**Available records**
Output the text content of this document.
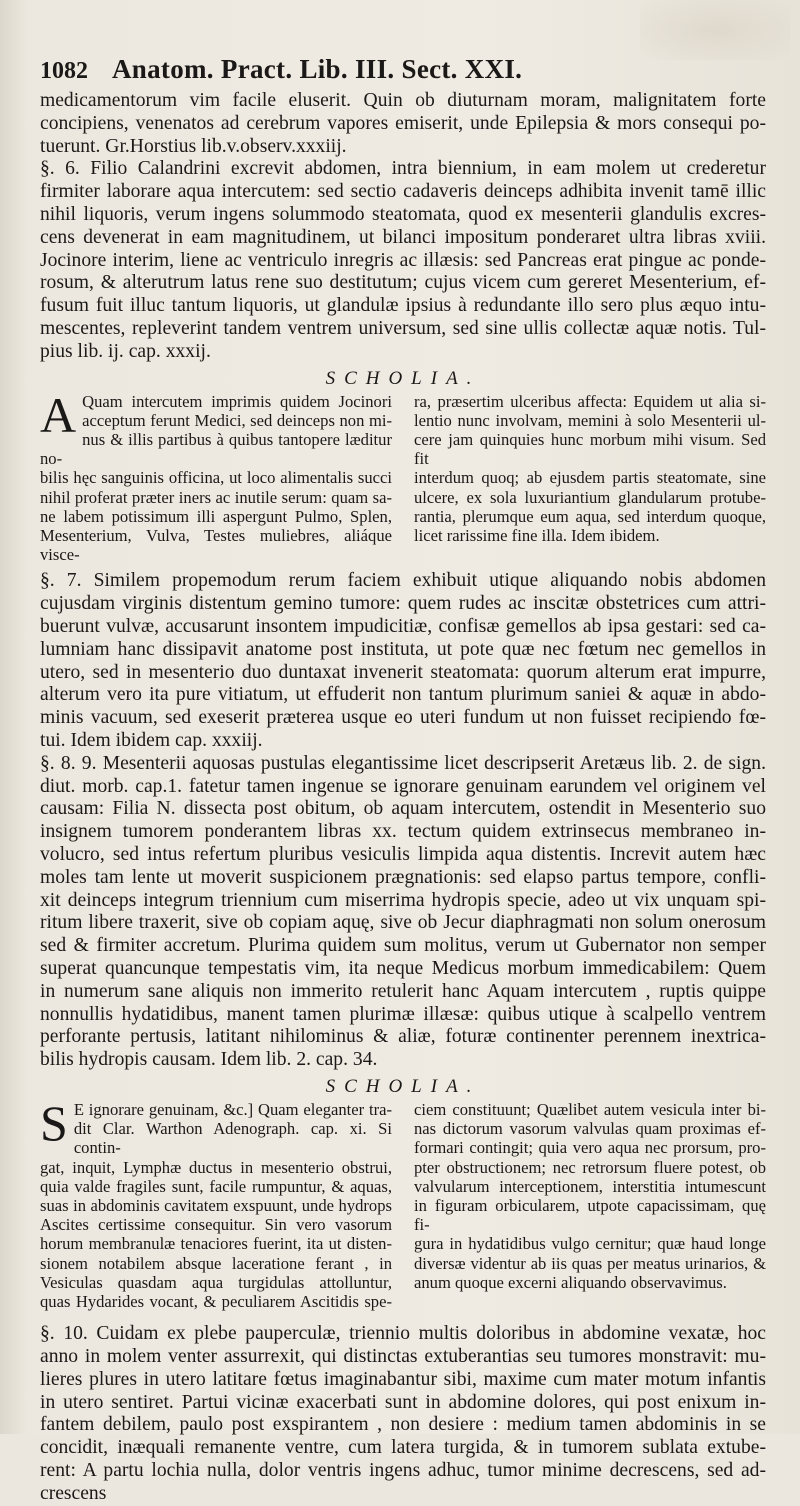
1082 Anatom. Pract. Lib. III. Sect. XXI.

medicamentorum vim facile eluserit. Quin ob diuturnam moram, malignitatem forte

concipiens, venenatos ad cerebrum vapores emiserit, unde Epilepsia & mors consequi po-

tuerunt. Gr.Horstius lib.v.observ.xxxiij.

§. 6. Filio Calandrini excrevit abdomen, intra biennium, in eam molem ut crederetur

firmiter laborare aqua intercutem: sed sectio cadaveris deinceps adhibita invenit tamē illic

nihil liquoris, verum ingens solummodo steatomata, quod ex mesenterii glandulis excres-

cens devenerat in eam magnitudinem, ut bilanci impositum ponderaret ultra libras xviii.

Jocinore interim, liene ac ventriculo inregris ac illæsis: sed Pancreas erat pingue ac ponde-

rosum, & alterutrum latus rene suo destitutum; cujus vicem cum gereret Mesenterium, ef-

fusum fuit illuc tantum liquoris, ut glandulæ ipsius à redundante illo sero plus æquo intu-

mescentes, repleverint tandem ventrem universum, sed sine ullis collectæ aquæ notis. Tul-

pius lib. ij. cap. xxxij.

SCHOLIA.
A Quam intercutem imprimis quidem Jocinori

acceptum ferunt Medici, sed deinceps non mi-

nus & illis partibus à quibus tantopere læditur no-

bilis hęc sanguinis officina, ut loco alimentalis succi

nihil proferat præter iners ac inutile serum: quam sa-

ne labem potissimum illi aspergunt Pulmo, Splen,

Mesenterium, Vulva, Testes muliebres, aliáque visce-

ra, præsertim ulceribus affecta: Equidem ut alia si-

lentio nunc involvam, memini à solo Mesenterii ul-

cere jam quinquies hunc morbum mihi visum. Sed fit

interdum quoq; ab ejusdem partis steatomate, sine

ulcere, ex sola luxuriantium glandularum protube-

rantia, plerumque eum aqua, sed interdum quoque,

licet rarissime fine illa. Idem ibidem.

§. 7. Similem propemodum rerum faciem exhibuit utique aliquando nobis abdomen

cujusdam virginis distentum gemino tumore: quem rudes ac inscitæ obstetrices cum attri-

buerunt vulvæ, accusarunt insontem impudicitiæ, confisæ gemellos ab ipsa gestari: sed ca-

lumniam hanc dissipavit anatome post instituta, ut pote quæ nec fœtum nec gemellos in

utero, sed in mesenterio duo duntaxat invenerit steatomata: quorum alterum erat impurre,

alterum vero ita pure vitiatum, ut effuderit non tantum plurimum saniei & aquæ in abdo-

minis vacuum, sed exeserit præterea usque eo uteri fundum ut non fuisset recipiendo fœ-

tui. Idem ibidem cap. xxxiij.

§. 8. 9. Mesenterii aquosas pustulas elegantissime licet descripserit Aretæus lib. 2. de sign.

diut. morb. cap.1. fatetur tamen ingenue se ignorare genuinam earundem vel originem vel

causam: Filia N. dissecta post obitum, ob aquam intercutem, ostendit in Mesenterio suo

insignem tumorem ponderantem libras xx. tectum quidem extrinsecus membraneo in-

volucro, sed intus refertum pluribus vesiculis limpida aqua distentis. Increvit autem hæc

moles tam lente ut moverit suspicionem prægnationis: sed elapso partus tempore, confli-

xit deinceps integrum triennium cum miserrima hydropis specie, adeo ut vix unquam spi-

ritum libere traxerit, sive ob copiam aquę, sive ob Jecur diaphragmati non solum onerosum

sed & firmiter accretum. Plurima quidem sum molitus, verum ut Gubernator non semper

superat quancunque tempestatis vim, ita neque Medicus morbum immedicabilem: Quem

in numerum sane aliquis non immerito retulerit hanc Aquam intercutem , ruptis quippe

nonnullis hydatidibus, manent tamen plurimæ illæsæ: quibus utique à scalpello ventrem

perforante pertusis, latitant nihilominus & aliæ, foturæ continenter perennem inextrica-

bilis hydropis causam. Idem lib. 2. cap. 34.

SCHOLIA.
S E ignorare genuinam, &c.] Quam eleganter tra-

dit Clar. Warthon Adenograph. cap. xi. Si contin-

gat, inquit, Lymphæ ductus in mesenterio obstrui,

quia valde fragiles sunt, facile rumpuntur, & aquas,

suas in abdominis cavitatem exspuunt, unde hydrops

Ascites certissime consequitur. Sin vero vasorum

horum membranulæ tenaciores fuerint, ita ut disten-

sionem notabilem absque laceratione ferant , in

Vesiculas quasdam aqua turgidulas attolluntur,

quas Hydarides vocant, & peculiarem Ascitidis spe-

ciem constituunt; Quælibet autem vesicula inter bi-

nas dictorum vasorum valvulas quam proximas ef-

formari contingit; quia vero aqua nec prorsum, pro-

pter obstructionem; nec retrorsum fluere potest, ob

valvularum interceptionem, interstitia intumescunt

in figuram orbicularem, utpote capacissimam, quę fi-

gura in hydatidibus vulgo cernitur; quæ haud longe

diversæ videntur ab iis quas per meatus urinarios, &

anum quoque excerni aliquando observavimus.

§. 10. Cuidam ex plebe pauperculæ, triennio multis doloribus in abdomine vexatæ, hoc

anno in molem venter assurrexit, qui distinctas extuberantias seu tumores monstravit: mu-

lieres plures in utero latitare fœtus imaginabantur sibi, maxime cum mater motum infantis

in utero sentiret. Partui vicinæ exacerbati sunt in abdomine dolores, qui post enixum in-

fantem debilem, paulo post exspirantem , non desiere : medium tamen abdominis in se

concidit, inæquali remanente ventre, cum latera turgida, & in tumorem sublata extube-

rent: A partu lochia nulla, dolor ventris ingens adhuc, tumor minime decrescens, sed ad-

crescens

**Work to complete**
Show all lines from the listing above in which "aquæ" appears.

**Result for this exercise**
mescentes, repleverint tandem ventrem universum, sed sine ullis collectæ aquæ notis. Tul-
alterum vero ita pure vitiatum, ut effuderit non tantum plurimum saniei & aquæ in abdo-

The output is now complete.